The task
Make an exact copy of the records, with the images left out.

Material for this exercise
——————
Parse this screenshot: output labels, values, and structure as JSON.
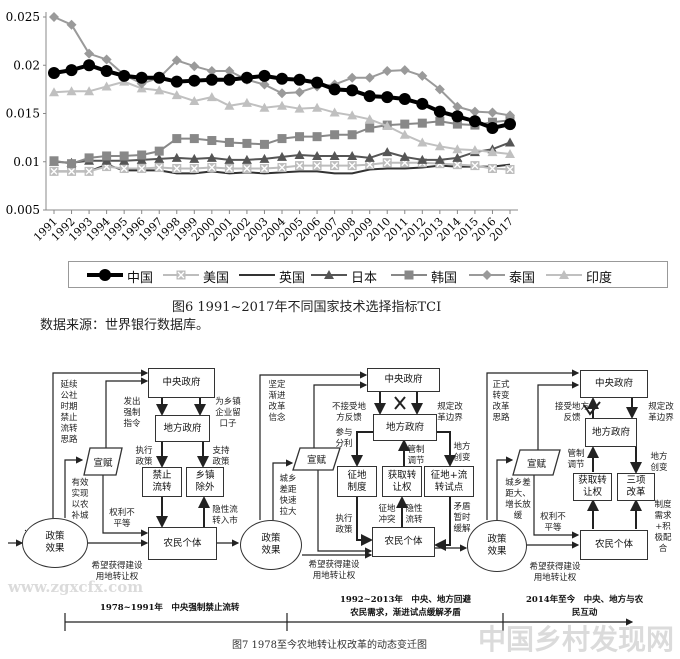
{
  "chart_data": {
    "type": "line",
    "title": "",
    "xlabel": "",
    "ylabel": "",
    "ylim": [
      0.005,
      0.025
    ],
    "yticks": [
      "0.005",
      "0.01",
      "0.015",
      "0.02",
      "0.025"
    ],
    "categories": [
      "1991",
      "1992",
      "1993",
      "1994",
      "1995",
      "1996",
      "1997",
      "1998",
      "1999",
      "2000",
      "2001",
      "2002",
      "2003",
      "2004",
      "2005",
      "2006",
      "2007",
      "2008",
      "2009",
      "2010",
      "2011",
      "2012",
      "2013",
      "2014",
      "2015",
      "2016",
      "2017"
    ],
    "grid": false,
    "legend_position": "bottom",
    "series": [
      {
        "name": "中国",
        "color": "#000000",
        "marker": "circle",
        "values": [
          0.0192,
          0.0195,
          0.02,
          0.0194,
          0.0189,
          0.0187,
          0.0187,
          0.0183,
          0.0184,
          0.0185,
          0.0185,
          0.0187,
          0.0189,
          0.0186,
          0.0185,
          0.0182,
          0.0175,
          0.0174,
          0.0168,
          0.0167,
          0.0165,
          0.016,
          0.0152,
          0.0147,
          0.0142,
          0.0135,
          0.0139
        ]
      },
      {
        "name": "美国",
        "color": "#bdbdbd",
        "marker": "square-x",
        "values": [
          0.009,
          0.009,
          0.009,
          0.0095,
          0.0093,
          0.0093,
          0.0094,
          0.0093,
          0.0093,
          0.0094,
          0.0093,
          0.0093,
          0.0093,
          0.0094,
          0.0096,
          0.0096,
          0.0096,
          0.0096,
          0.0097,
          0.0099,
          0.0099,
          0.0099,
          0.0098,
          0.0097,
          0.0096,
          0.0093,
          0.0092
        ]
      },
      {
        "name": "英国",
        "color": "#333333",
        "marker": "none",
        "values": [
          0.009,
          0.009,
          0.009,
          0.0097,
          0.0091,
          0.0091,
          0.0091,
          0.0088,
          0.0088,
          0.009,
          0.0088,
          0.0089,
          0.0088,
          0.0089,
          0.009,
          0.009,
          0.0088,
          0.0088,
          0.0092,
          0.0093,
          0.0093,
          0.0094,
          0.0096,
          0.0095,
          0.0095,
          0.0095,
          0.0097
        ]
      },
      {
        "name": "日本",
        "color": "#555555",
        "marker": "triangle",
        "values": [
          0.01,
          0.0099,
          0.0101,
          0.0101,
          0.0101,
          0.0102,
          0.0103,
          0.0104,
          0.0103,
          0.0104,
          0.0102,
          0.0102,
          0.0103,
          0.0105,
          0.0107,
          0.0106,
          0.0106,
          0.0106,
          0.0104,
          0.011,
          0.0105,
          0.0102,
          0.0102,
          0.0104,
          0.011,
          0.0113,
          0.012
        ]
      },
      {
        "name": "韩国",
        "color": "#888888",
        "marker": "square",
        "values": [
          0.0101,
          0.0098,
          0.0104,
          0.0106,
          0.0106,
          0.0107,
          0.0111,
          0.0124,
          0.0124,
          0.0122,
          0.012,
          0.0119,
          0.0118,
          0.0124,
          0.0126,
          0.0126,
          0.0128,
          0.0128,
          0.0135,
          0.0138,
          0.0139,
          0.014,
          0.0142,
          0.0139,
          0.0138,
          0.0141,
          0.0143
        ]
      },
      {
        "name": "泰国",
        "color": "#9a9a9a",
        "marker": "diamond",
        "values": [
          0.025,
          0.0242,
          0.0212,
          0.0206,
          0.019,
          0.0181,
          0.0187,
          0.0205,
          0.0199,
          0.0194,
          0.0194,
          0.0185,
          0.018,
          0.0171,
          0.0172,
          0.0178,
          0.018,
          0.0187,
          0.0187,
          0.0194,
          0.0195,
          0.0189,
          0.0175,
          0.0157,
          0.0152,
          0.0151,
          0.0148
        ]
      },
      {
        "name": "印度",
        "color": "#c0c0c0",
        "marker": "triangle",
        "values": [
          0.0172,
          0.0173,
          0.0173,
          0.0178,
          0.0183,
          0.0176,
          0.0174,
          0.0169,
          0.0163,
          0.0167,
          0.0158,
          0.0161,
          0.0156,
          0.0158,
          0.0155,
          0.0156,
          0.0151,
          0.0148,
          0.0144,
          0.0137,
          0.0128,
          0.012,
          0.0116,
          0.0113,
          0.0112,
          0.011,
          0.0108
        ]
      }
    ]
  },
  "fig6": {
    "caption": "图6  1991~2017年不同国家技术选择指标TCI",
    "source": "数据来源：世界银行数据库。"
  },
  "fig7": {
    "caption": "图7  1978至今农地转让权改革的动态变迁图",
    "dots": "......",
    "p1": {
      "central": "中央政府",
      "local": "地方政府",
      "xuanfu": "宣赋",
      "ban": "禁止流转",
      "town": "乡镇除外",
      "farmer": "农民个体",
      "effect": "政策效果",
      "continue": "延续公社时期禁止流转思路",
      "order": "发出强制指令",
      "leave": "为乡镇企业留口子",
      "exec": "执行政策",
      "support": "支持政策",
      "city": "有效实现以农补城",
      "unequal": "权利不平等",
      "hidden": "隐性流转入市",
      "hope": "希望获得建设用地转让权",
      "period": "1978~1991年　中央强制禁止流转"
    },
    "p2": {
      "central": "中央政府",
      "local": "地方政府",
      "xuanfu": "宣赋",
      "zhengdi": "征地制度",
      "get": "获取转让权",
      "pilot": "征地+流转试点",
      "farmer": "农民个体",
      "effect": "政策效果",
      "belief": "坚定渐进改革信念",
      "reject": "不接受地方反馈",
      "boundary": "规定改革边界",
      "share": "参与分利",
      "regulate": "管制调节",
      "innovate": "地方创变",
      "gap": "城乡差距快速拉大",
      "conflict": "征地冲突",
      "hidden": "隐性流转",
      "exec": "执行政策",
      "ease": "矛盾暂时缓解",
      "hope": "希望获得建设用地转让权",
      "period_1": "1992~2013年　中央、地方回避",
      "period_2": "农民需求，渐进试点缓解矛盾"
    },
    "p3": {
      "central": "中央政府",
      "local": "地方政府",
      "xuanfu": "宣赋",
      "get": "获取转让权",
      "three": "三项改革",
      "farmer": "农民个体",
      "effect": "政策效果",
      "formal": "正式转变改革思路",
      "accept": "接受地方反馈",
      "boundary": "规定改革边界",
      "regulate": "管制调节",
      "innovate": "地方创变",
      "gap": "城乡差距大、增长放缓",
      "unequal": "权利不平等",
      "demand": "制度需求+积极配合",
      "hope": "希望获得建设用地转让权",
      "period_1": "2014年至今　中央、地方与农",
      "period_2": "民互动"
    },
    "watermark": "中国乡村发现网",
    "watermark_url": "www.zgxcfx.com"
  }
}
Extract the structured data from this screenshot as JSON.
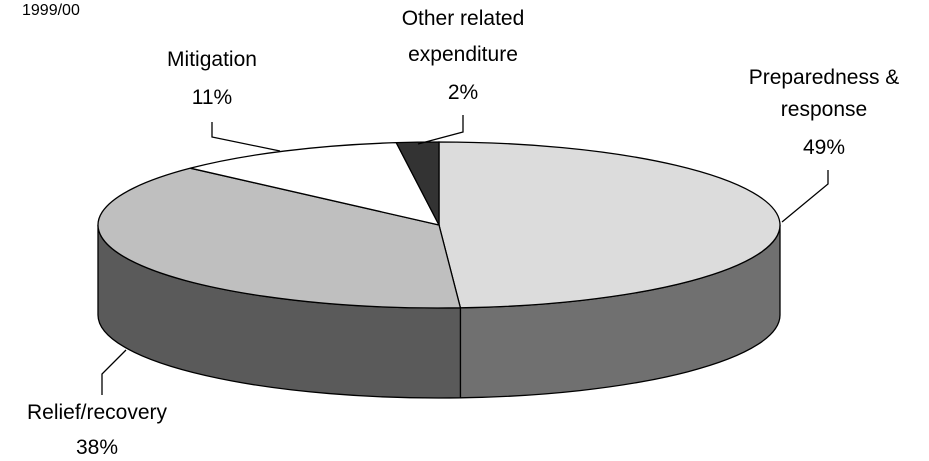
——————
Answer to the problem
Parse this screenshot: output labels, values, and structure as JSON.
{
  "chart_data": {
    "type": "line",
    "title": "",
    "xlabel": "",
    "ylabel": "",
    "ylim": [
      0.005,
      0.025
    ],
    "yticks": [
      "0.005",
      "0.01",
      "0.015",
      "0.02",
      "0.025"
    ],
    "categories": [
      "1991",
      "1992",
      "1993",
      "1994",
      "1995",
      "1996",
      "1997",
      "1998",
      "1999",
      "2000",
      "2001",
      "2002",
      "2003",
      "2004",
      "2005",
      "2006",
      "2007",
      "2008",
      "2009",
      "2010",
      "2011",
      "2012",
      "2013",
      "2014",
      "2015",
      "2016",
      "2017"
    ],
    "grid": false,
    "legend_position": "bottom",
    "series": [
      {
        "name": "中国",
        "color": "#000000",
        "marker": "circle",
        "values": [
          0.0192,
          0.0195,
          0.02,
          0.0194,
          0.0189,
          0.0187,
          0.0187,
          0.0183,
          0.0184,
          0.0185,
          0.0185,
          0.0187,
          0.0189,
          0.0186,
          0.0185,
          0.0182,
          0.0175,
          0.0174,
          0.0168,
          0.0167,
          0.0165,
          0.016,
          0.0152,
          0.0147,
          0.0142,
          0.0135,
          0.0139
        ]
      },
      {
        "name": "美国",
        "color": "#bdbdbd",
        "marker": "square-x",
        "values": [
          0.009,
          0.009,
          0.009,
          0.0095,
          0.0093,
          0.0093,
          0.0094,
          0.0093,
          0.0093,
          0.0094,
          0.0093,
          0.0093,
          0.0093,
          0.0094,
          0.0096,
          0.0096,
          0.0096,
          0.0096,
          0.0097,
          0.0099,
          0.0099,
          0.0099,
          0.0098,
          0.0097,
          0.0096,
          0.0093,
          0.0092
        ]
      },
      {
        "name": "英国",
        "color": "#333333",
        "marker": "none",
        "values": [
          0.009,
          0.009,
          0.009,
          0.0097,
          0.0091,
          0.0091,
          0.0091,
          0.0088,
          0.0088,
          0.009,
          0.0088,
          0.0089,
          0.0088,
          0.0089,
          0.009,
          0.009,
          0.0088,
          0.0088,
          0.0092,
          0.0093,
          0.0093,
          0.0094,
          0.0096,
          0.0095,
          0.0095,
          0.0095,
          0.0097
        ]
      },
      {
        "name": "日本",
        "color": "#555555",
        "marker": "triangle",
        "values": [
          0.01,
          0.0099,
          0.0101,
          0.0101,
          0.0101,
          0.0102,
          0.0103,
          0.0104,
          0.0103,
          0.0104,
          0.0102,
          0.0102,
          0.0103,
          0.0105,
          0.0107,
          0.0106,
          0.0106,
          0.0106,
          0.0104,
          0.011,
          0.0105,
          0.0102,
          0.0102,
          0.0104,
          0.011,
          0.0113,
          0.012
        ]
      },
      {
        "name": "韩国",
        "color": "#888888",
        "marker": "square",
        "values": [
          0.0101,
          0.0098,
          0.0104,
          0.0106,
          0.0106,
          0.0107,
          0.0111,
          0.0124,
          0.0124,
          0.0122,
          0.012,
          0.0119,
          0.0118,
          0.0124,
          0.0126,
          0.0126,
          0.0128,
          0.0128,
          0.0135,
          0.0138,
          0.0139,
          0.014,
          0.0142,
          0.0139,
          0.0138,
          0.0141,
          0.0143
        ]
      },
      {
        "name": "泰国",
        "color": "#9a9a9a",
        "marker": "diamond",
        "values": [
          0.025,
          0.0242,
          0.0212,
          0.0206,
          0.019,
          0.0181,
          0.0187,
          0.0205,
          0.0199,
          0.0194,
          0.0194,
          0.0185,
          0.018,
          0.0171,
          0.0172,
          0.0178,
          0.018,
          0.0187,
          0.0187,
          0.0194,
          0.0195,
          0.0189,
          0.0175,
          0.0157,
          0.0152,
          0.0151,
          0.0148
        ]
      },
      {
        "name": "印度",
        "color": "#c0c0c0",
        "marker": "triangle",
        "values": [
          0.0172,
          0.0173,
          0.0173,
          0.0178,
          0.0183,
          0.0176,
          0.0174,
          0.0169,
          0.0163,
          0.0167,
          0.0158,
          0.0161,
          0.0156,
          0.0158,
          0.0155,
          0.0156,
          0.0151,
          0.0148,
          0.0144,
          0.0137,
          0.0128,
          0.012,
          0.0116,
          0.0113,
          0.0112,
          0.011,
          0.0108
        ]
      }
    ]
  },
  "fig6": {
    "caption": "图6  1991~2017年不同国家技术选择指标TCI",
    "source": "数据来源：世界银行数据库。"
  },
  "fig7": {
    "caption": "图7  1978至今农地转让权改革的动态变迁图",
    "dots": "......",
    "p1": {
      "central": "中央政府",
      "local": "地方政府",
      "xuanfu": "宣赋",
      "ban": "禁止流转",
      "town": "乡镇除外",
      "farmer": "农民个体",
      "effect": "政策效果",
      "continue": "延续公社时期禁止流转思路",
      "order": "发出强制指令",
      "leave": "为乡镇企业留口子",
      "exec": "执行政策",
      "support": "支持政策",
      "city": "有效实现以农补城",
      "unequal": "权利不平等",
      "hidden": "隐性流转入市",
      "hope": "希望获得建设用地转让权",
      "period": "1978~1991年　中央强制禁止流转"
    },
    "p2": {
      "central": "中央政府",
      "local": "地方政府",
      "xuanfu": "宣赋",
      "zhengdi": "征地制度",
      "get": "获取转让权",
      "pilot": "征地+流转试点",
      "farmer": "农民个体",
      "effect": "政策效果",
      "belief": "坚定渐进改革信念",
      "reject": "不接受地方反馈",
      "boundary": "规定改革边界",
      "share": "参与分利",
      "regulate": "管制调节",
      "innovate": "地方创变",
      "gap": "城乡差距快速拉大",
      "conflict": "征地冲突",
      "hidden": "隐性流转",
      "exec": "执行政策",
      "ease": "矛盾暂时缓解",
      "hope": "希望获得建设用地转让权",
      "period_1": "1992~2013年　中央、地方回避",
      "period_2": "农民需求，渐进试点缓解矛盾"
    },
    "p3": {
      "central": "中央政府",
      "local": "地方政府",
      "xuanfu": "宣赋",
      "get": "获取转让权",
      "three": "三项改革",
      "farmer": "农民个体",
      "effect": "政策效果",
      "formal": "正式转变改革思路",
      "accept": "接受地方反馈",
      "boundary": "规定改革边界",
      "regulate": "管制调节",
      "innovate": "地方创变",
      "gap": "城乡差距大、增长放缓",
      "unequal": "权利不平等",
      "demand": "制度需求+积极配合",
      "hope": "希望获得建设用地转让权",
      "period_1": "2014年至今　中央、地方与农",
      "period_2": "民互动"
    },
    "watermark": "中国乡村发现网",
    "watermark_url": "www.zgxcfx.com"
  }
}
Extract the structured data from this screenshot as JSON.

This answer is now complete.